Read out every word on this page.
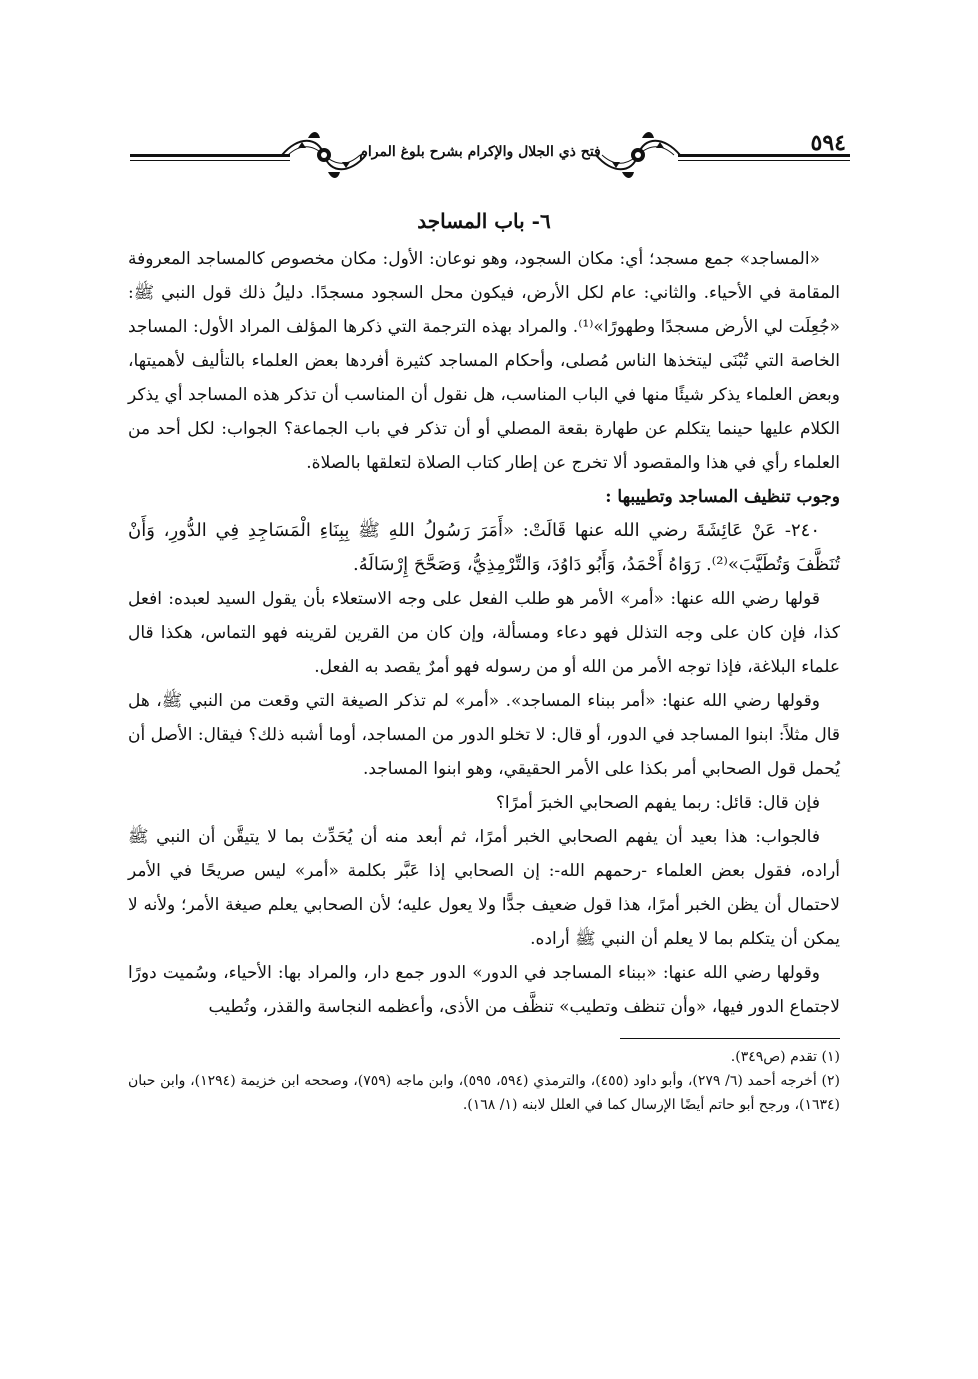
فتح ذي الجلال والإكرام بشرح بلوغ المرام	٥٩٤
٦- باب المساجد

«المساجد» جمع مسجد؛ أي: مكان السجود، وهو نوعان: الأول: مكان مخصوص كالمساجد المعروفة المقامة في الأحياء. والثاني: عام لكل الأرض، فيكون محل السجود مسجدًا. دليلُ ذلك قول النبي ﷺ: «جُعِلَت لي الأرض مسجدًا وطهورًا»⁽¹⁾. والمراد بهذه الترجمة التي ذكرها المؤلف المراد الأول: المساجد الخاصة التي تُبْنَى ليتخذها الناس مُصلى، وأحكام المساجد كثيرة أفردها بعض العلماء بالتأليف لأهميتها، وبعض العلماء يذكر شيئًا منها في الباب المناسب، هل نقول أن المناسب أن تذكر هذه المساجد أي يذكر الكلام عليها حينما يتكلم عن طهارة بقعة المصلي أو أن تذكر في باب الجماعة؟ الجواب: لكل أحد من العلماء رأي في هذا والمقصود ألا تخرج عن إطار كتاب الصلاة لتعلقها بالصلاة.

وجوب تنظيف المساجد وتطييبها :

٢٤٠- عَنْ عَائِشَةَ رضي الله عنها قَالَتْ: «أَمَرَ رَسُولُ اللهِ ﷺ بِبِنَاءِ الْمَسَاجِدِ فِي الدُّورِ، وَأَنْ تُنَظَّفَ وَتُطَيَّبَ»⁽²⁾. رَوَاهُ أَحْمَدُ، وَأَبُو دَاوُدَ، وَالتِّرْمِذِيُّ، وَصَحَّحَ إِرْسَالَهُ.

قولها رضي الله عنها: «أمر» الأمر هو طلب الفعل على وجه الاستعلاء بأن يقول السيد لعبده: افعل كذا، فإن كان على وجه التذلل فهو دعاء ومسألة، وإن كان من القرين لقرينه فهو التماس، هكذا قال علماء البلاغة، فإذا توجه الأمر من الله أو من رسوله فهو أمرٌ يقصد به الفعل.

وقولها رضي الله عنها: «أمر ببناء المساجد». «أمر» لم تذكر الصيغة التي وقعت من النبي ﷺ، هل قال مثلاً: ابنوا المساجد في الدور، أو قال: لا تخلو الدور من المساجد، أوما أشبه ذلك؟ فيقال: الأصل أن يُحمل قول الصحابي أمر بكذا على الأمر الحقيقي، وهو ابنوا المساجد.

فإن قال: قائل: ربما يفهم الصحابي الخبرَ أمرًا؟

فالجواب: هذا بعيد أن يفهم الصحابي الخبر أمرًا، ثم أبعد منه أن يُحَدِّث بما لا يتيقَّن أن النبي ﷺ أراده، فقول بعض العلماء -رحمهم الله-: إن الصحابي إذا عَبَّر بكلمة «أمر» ليس صريحًا في الأمر لاحتمال أن يظن الخبر أمرًا، هذا قول ضعيف جدًّا ولا يعول عليه؛ لأن الصحابي يعلم صيغة الأمر؛ ولأنه لا يمكن أن يتكلم بما لا يعلم أن النبي ﷺ أراده.

وقولها رضي الله عنها: «ببناء المساجد في الدور» الدور جمع دار، والمراد بها: الأحياء، وسُميت دورًا لاجتماع الدور فيها، «وأن تنظف وتطيب» تنظَّف من الأذى، وأعظمه النجاسة والقذر، وتُطيب

(١) تقدم (ص٣٤٩).

(٢) أخرجه أحمد (٦/ ٢٧٩)، وأبو داود (٤٥٥)، والترمذي (٥٩٤، ٥٩٥)، وابن ماجه (٧٥٩)، وصححه ابن خزيمة (١٢٩٤)، وابن حبان (١٦٣٤)، ورجح أبو حاتم أيضًا الإرسال كما في العلل لابنه (١/ ١٦٨).
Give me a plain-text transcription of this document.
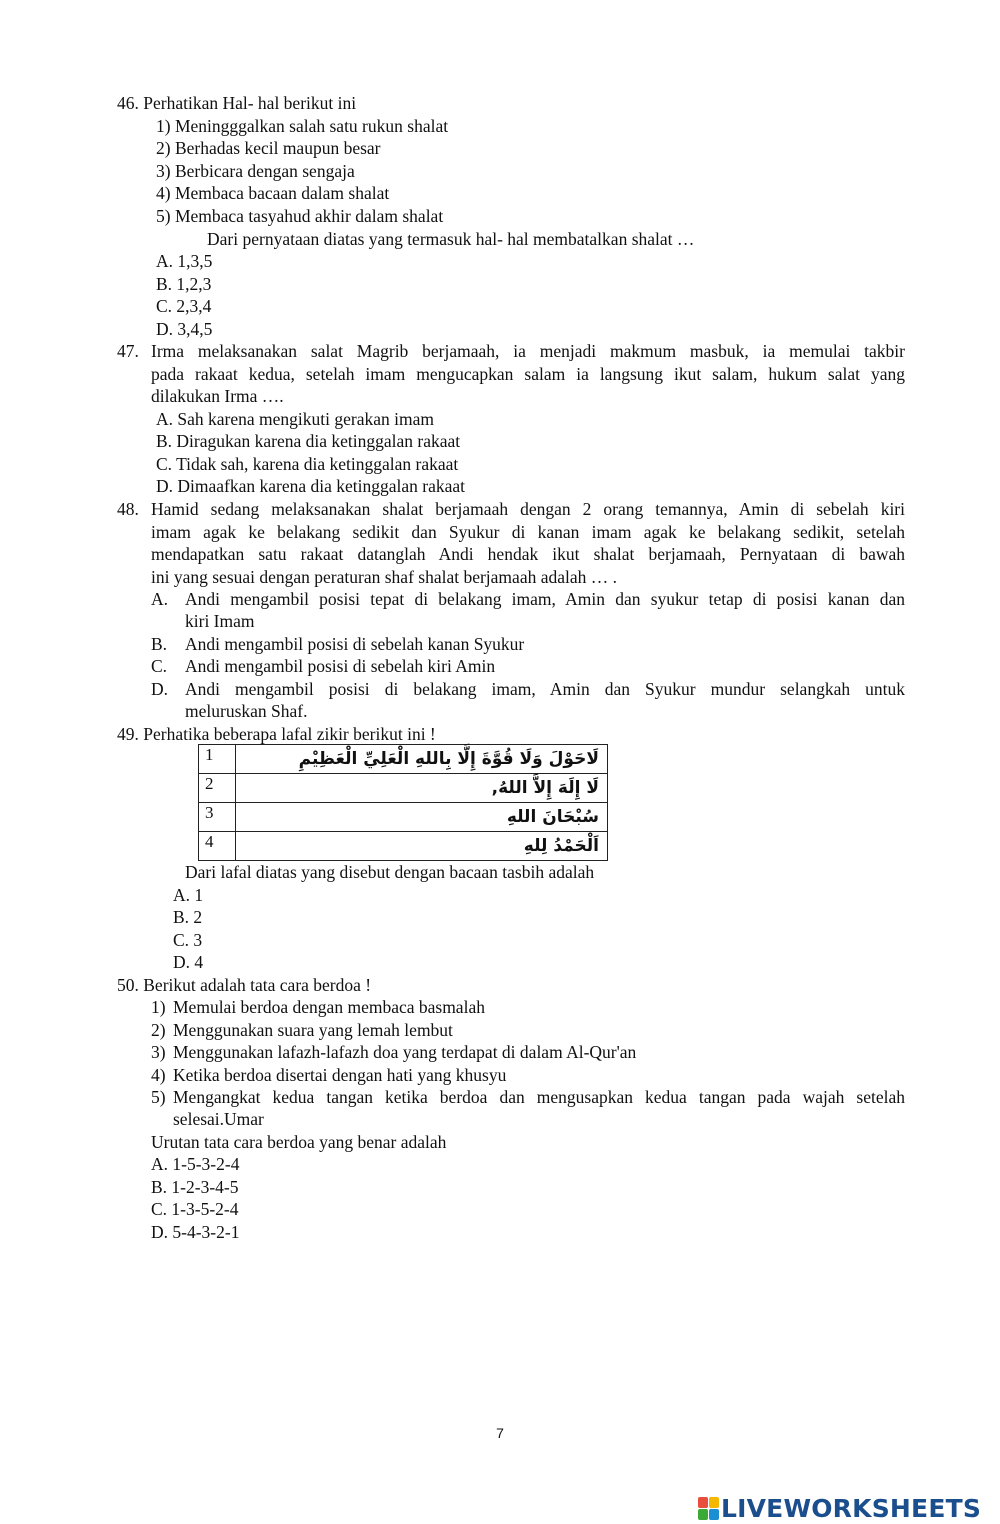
46. Perhatikan Hal- hal berikut ini
1) Meningggalkan salah satu rukun shalat
2) Berhadas kecil maupun besar
3) Berbicara dengan sengaja
4) Membaca bacaan dalam shalat
5) Membaca tasyahud akhir dalam shalat
Dari pernyataan diatas yang termasuk hal- hal membatalkan shalat …
A. 1,3,5
B. 1,2,3
C. 2,3,4
D. 3,4,5
47. Irma melaksanakan salat Magrib berjamaah, ia menjadi makmum masbuk, ia memulai takbir
pada rakaat kedua, setelah imam mengucapkan salam ia langsung ikut salam, hukum salat yang
dilakukan Irma ….
A. Sah karena mengikuti gerakan imam
B. Diragukan karena dia ketinggalan rakaat
C. Tidak sah, karena dia ketinggalan rakaat
D. Dimaafkan karena dia ketinggalan rakaat
48. Hamid sedang melaksanakan shalat berjamaah dengan 2 orang temannya, Amin di sebelah kiri
imam agak ke belakang sedikit dan Syukur di kanan imam agak ke belakang sedikit, setelah
mendapatkan satu rakaat datanglah Andi hendak ikut shalat berjamaah, Pernyataan di bawah
ini yang sesuai dengan peraturan shaf shalat berjamaah adalah … .
A. Andi mengambil posisi tepat di belakang imam, Amin dan syukur tetap di posisi kanan dan
kiri Imam
B. Andi mengambil posisi di sebelah kanan Syukur
C. Andi mengambil posisi di sebelah kiri Amin
D. Andi mengambil posisi di belakang imam, Amin dan Syukur mundur selangkah untuk
meluruskan Shaf.
49. Perhatika beberapa lafal zikir berikut ini !
1	لَاحَوْلَ وَلَا قُوَّةَ إِلَّا بِاللهِ الْعَلِيِّ الْعَظِيْمِ
2	لَا إِلَهَ إِلاَّ اللهُ,
3	سُبْحَانَ اللهِ
4	اَلْحَمْدُ لِلهِ
Dari lafal diatas yang disebut dengan bacaan tasbih adalah
A. 1
B. 2
C. 3
D. 4
50. Berikut adalah tata cara berdoa !
1) Memulai berdoa dengan membaca basmalah
2) Menggunakan suara yang lemah lembut
3) Menggunakan lafazh-lafazh doa yang terdapat di dalam Al-Qur'an
4) Ketika berdoa disertai dengan hati yang khusyu
5) Mengangkat kedua tangan ketika berdoa dan mengusapkan kedua tangan pada wajah setelah
selesai.Umar
Urutan tata cara berdoa yang benar adalah
A. 1-5-3-2-4
B. 1-2-3-4-5
C. 1-3-5-2-4
D. 5-4-3-2-1
7
LIVEWORKSHEETS
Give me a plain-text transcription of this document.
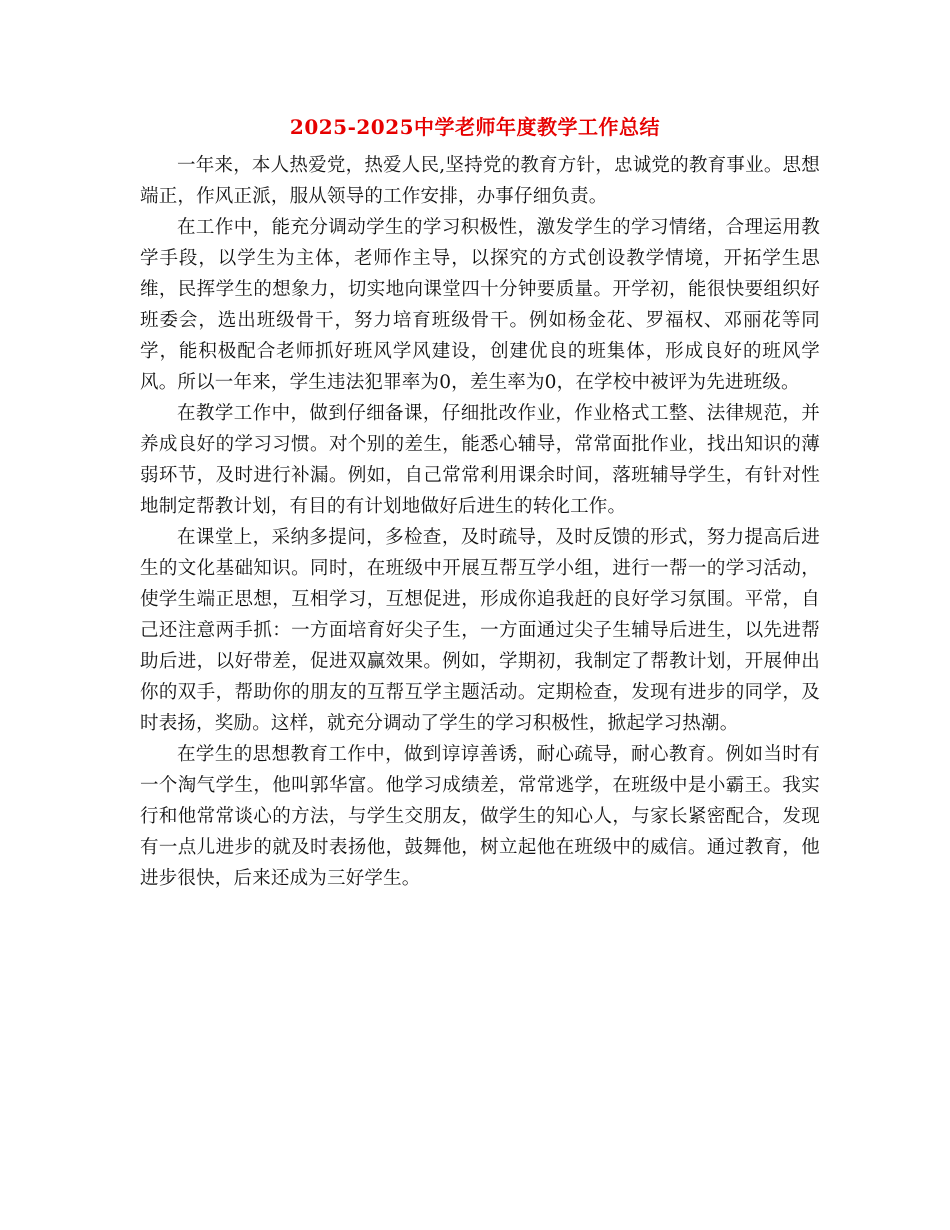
2025-2025中学老师年度教学工作总结

一年来，本人热爱党，热爱人民,坚持党的教育方针，忠诚党的教育事业。思想端正，作风正派，服从领导的工作安排，办事仔细负责。

在工作中，能充分调动学生的学习积极性，激发学生的学习情绪，合理运用教学手段，以学生为主体，老师作主导，以探究的方式创设教学情境，开拓学生思维，民挥学生的想象力，切实地向课堂四十分钟要质量。开学初，能很快要组织好班委会，选出班级骨干，努力培育班级骨干。例如杨金花、罗福权、邓丽花等同学，能积极配合老师抓好班风学风建设，创建优良的班集体，形成良好的班风学风。所以一年来，学生违法犯罪率为0，差生率为0，在学校中被评为先进班级。

在教学工作中，做到仔细备课，仔细批改作业，作业格式工整、法律规范，并养成良好的学习习惯。对个别的差生，能悉心辅导，常常面批作业，找出知识的薄弱环节，及时进行补漏。例如，自己常常利用课余时间，落班辅导学生，有针对性地制定帮教计划，有目的有计划地做好后进生的转化工作。

在课堂上，采纳多提问，多检查，及时疏导，及时反馈的形式，努力提高后进生的文化基础知识。同时，在班级中开展互帮互学小组，进行一帮一的学习活动，使学生端正思想，互相学习，互想促进，形成你追我赶的良好学习氛围。平常，自己还注意两手抓：一方面培育好尖子生，一方面通过尖子生辅导后进生，以先进帮助后进，以好带差，促进双赢效果。例如，学期初，我制定了帮教计划，开展伸出你的双手，帮助你的朋友的互帮互学主题活动。定期检查，发现有进步的同学，及时表扬，奖励。这样，就充分调动了学生的学习积极性，掀起学习热潮。

在学生的思想教育工作中，做到谆谆善诱，耐心疏导，耐心教育。例如当时有一个淘气学生，他叫郭华富。他学习成绩差，常常逃学，在班级中是小霸王。我实行和他常常谈心的方法，与学生交朋友，做学生的知心人，与家长紧密配合，发现有一点儿进步的就及时表扬他，鼓舞他，树立起他在班级中的威信。通过教育，他进步很快，后来还成为三好学生。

######

(STATED PROBLEM):
Show the lines that mention the word "pada".

(THE REPLY):
pada rakaat kedua, setelah imam mengucapkan salam ia langsung ikut salam, hukum salat yang
5) Mengangkat kedua tangan ketika berdoa dan mengusapkan kedua tangan pada wajah setelah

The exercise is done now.